#### [WHAT IS ASKED]
Pick up the forum thread below about a mother who puts her dogs before her family, continuing from its final post.

As a result, I am low contact. None of my children want to see mother now because of the dog and she seems to think there is some other reason behind it as why on earth would being bitten by an unpredictable (medium size) dog be off putting..? 😑
Bonkers.

Restlessinthenorth · 28/12/2023 08:28

ActDottie · 27/12/2023 21:49

You say she doesn’t welcome people into her house so why did you go round there knowing you’re not welcome?

Some people prefer dogs to humans and that’s fine. Your mum’s routine etc seems very rigid but it’s her choice. Yes it’s frustrating for you but it just sounds like she’s very very dedicated to her dogs. I don’t think you’re going to change her.

It's really not fine to prefer your pet dog to your grandchildren. That is bonkers.

OP your mums behaviour is awful. An adult who prioritises the needs of a pet over their grandchild has a very distorted view of the world. It's sad for you and your children but one day, it will be much sadder for her. Shes choosing not to prioritise a safe relationship with her family. You've tried, so let her live with that. You all deserve better

Cheesestring67 · 28/12/2023 08:41

Dogs are NOT LIKE CHILDREN!! I hear this all the time and shudder. "Fur babies" 🤢 calling each other mummy an daddy, getting bloody Xmas cards off the dog...world has gone mad!!!!

#### [RECORDS SUPPLIED]

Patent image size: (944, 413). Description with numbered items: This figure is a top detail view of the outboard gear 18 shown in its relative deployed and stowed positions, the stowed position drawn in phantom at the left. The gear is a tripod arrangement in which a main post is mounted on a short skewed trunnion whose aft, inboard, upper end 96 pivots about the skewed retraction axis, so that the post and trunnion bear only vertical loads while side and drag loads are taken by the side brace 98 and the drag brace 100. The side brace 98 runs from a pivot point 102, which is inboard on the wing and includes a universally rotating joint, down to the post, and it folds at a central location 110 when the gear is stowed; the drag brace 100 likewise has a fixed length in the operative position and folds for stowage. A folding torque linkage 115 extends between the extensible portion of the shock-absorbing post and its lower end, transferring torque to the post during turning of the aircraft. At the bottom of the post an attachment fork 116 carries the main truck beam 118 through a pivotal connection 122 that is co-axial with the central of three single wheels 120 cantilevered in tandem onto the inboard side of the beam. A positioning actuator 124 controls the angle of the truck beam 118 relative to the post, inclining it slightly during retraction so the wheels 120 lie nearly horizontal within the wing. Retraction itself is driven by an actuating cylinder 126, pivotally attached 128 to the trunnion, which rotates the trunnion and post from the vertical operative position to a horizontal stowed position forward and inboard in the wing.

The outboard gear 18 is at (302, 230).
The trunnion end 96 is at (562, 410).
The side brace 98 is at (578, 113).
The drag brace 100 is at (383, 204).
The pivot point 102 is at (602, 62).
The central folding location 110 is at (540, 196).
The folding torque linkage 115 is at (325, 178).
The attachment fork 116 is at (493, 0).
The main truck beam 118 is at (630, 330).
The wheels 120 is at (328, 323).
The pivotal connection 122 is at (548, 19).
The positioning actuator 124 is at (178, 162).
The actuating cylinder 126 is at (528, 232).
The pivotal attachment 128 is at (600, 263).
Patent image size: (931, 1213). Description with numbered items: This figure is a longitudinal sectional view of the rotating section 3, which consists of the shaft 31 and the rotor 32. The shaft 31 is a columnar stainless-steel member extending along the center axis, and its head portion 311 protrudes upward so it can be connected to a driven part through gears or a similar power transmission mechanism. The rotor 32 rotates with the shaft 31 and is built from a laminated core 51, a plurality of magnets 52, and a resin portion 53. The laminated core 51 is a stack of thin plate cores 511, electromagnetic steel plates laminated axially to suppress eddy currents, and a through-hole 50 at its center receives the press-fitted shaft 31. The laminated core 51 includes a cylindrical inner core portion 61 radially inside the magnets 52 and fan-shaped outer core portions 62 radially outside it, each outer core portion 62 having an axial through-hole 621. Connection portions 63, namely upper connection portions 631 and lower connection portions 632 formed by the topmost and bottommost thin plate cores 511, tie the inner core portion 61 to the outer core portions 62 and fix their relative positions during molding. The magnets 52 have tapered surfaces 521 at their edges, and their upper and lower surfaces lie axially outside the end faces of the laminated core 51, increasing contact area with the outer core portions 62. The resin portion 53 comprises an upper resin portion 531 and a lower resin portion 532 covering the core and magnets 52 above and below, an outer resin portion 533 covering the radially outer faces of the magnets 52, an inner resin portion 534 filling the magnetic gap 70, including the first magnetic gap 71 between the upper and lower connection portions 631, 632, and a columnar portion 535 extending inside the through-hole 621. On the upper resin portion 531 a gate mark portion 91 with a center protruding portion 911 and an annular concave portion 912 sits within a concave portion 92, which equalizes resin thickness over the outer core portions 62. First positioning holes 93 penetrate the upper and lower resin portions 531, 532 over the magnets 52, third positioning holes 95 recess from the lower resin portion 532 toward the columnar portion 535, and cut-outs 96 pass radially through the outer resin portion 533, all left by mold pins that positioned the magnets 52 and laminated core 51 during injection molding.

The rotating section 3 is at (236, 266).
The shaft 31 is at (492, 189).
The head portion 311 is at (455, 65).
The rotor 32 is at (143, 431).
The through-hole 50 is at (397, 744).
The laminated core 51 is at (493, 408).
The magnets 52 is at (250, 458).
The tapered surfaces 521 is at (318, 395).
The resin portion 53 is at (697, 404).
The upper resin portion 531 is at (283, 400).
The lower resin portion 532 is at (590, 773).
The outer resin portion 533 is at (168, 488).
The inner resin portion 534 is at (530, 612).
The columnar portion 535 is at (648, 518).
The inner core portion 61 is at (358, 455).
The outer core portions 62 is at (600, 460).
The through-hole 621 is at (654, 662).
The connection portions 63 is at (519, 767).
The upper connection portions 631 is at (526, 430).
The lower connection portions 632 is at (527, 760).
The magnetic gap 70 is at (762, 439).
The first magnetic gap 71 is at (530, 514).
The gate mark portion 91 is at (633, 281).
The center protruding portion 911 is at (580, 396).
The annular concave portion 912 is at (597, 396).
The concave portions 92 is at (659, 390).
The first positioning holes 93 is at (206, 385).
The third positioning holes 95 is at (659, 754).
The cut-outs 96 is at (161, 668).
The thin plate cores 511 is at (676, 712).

#### [OUTPUT FOR THIS EXERCISE]
HelpMeGetThrough · 28/12/2023 08:56

Trouble is in this country, dogs are bloody well in charge. It's ridiculous.

Bring back the days when they were further down the social scale, where they bloody belong.

Crazycrazylady · 28/12/2023 09:11

And to think cat people have the batshit reputation 😲😲😲

HelpMeGetThrough · 28/12/2023 09:20

Crazycrazylady · 28/12/2023 09:11

And to think cat people have the batshit reputation 😲😲😲

They are.

My mum and dad got an Xmas card from the neighbours two cats!!

Two adults, allegedly of sound mind, writing their neighbours cards from their cats, Bloody batshit!

AlwaysGinPlease · 28/12/2023 09:37

HelpMeGetThrough · 28/12/2023 08:56

Trouble is in this country, dogs are bloody well in charge. It's ridiculous.

Bring back the days when they were further down the social scale, where they bloody belong.

You sound very irrationally angry towards dogs. Weird.

HelpMeGetThrough · 28/12/2023 09:39

You sound very irrationally angry towards dogs. Weird.

Not angry at all. I just hate them.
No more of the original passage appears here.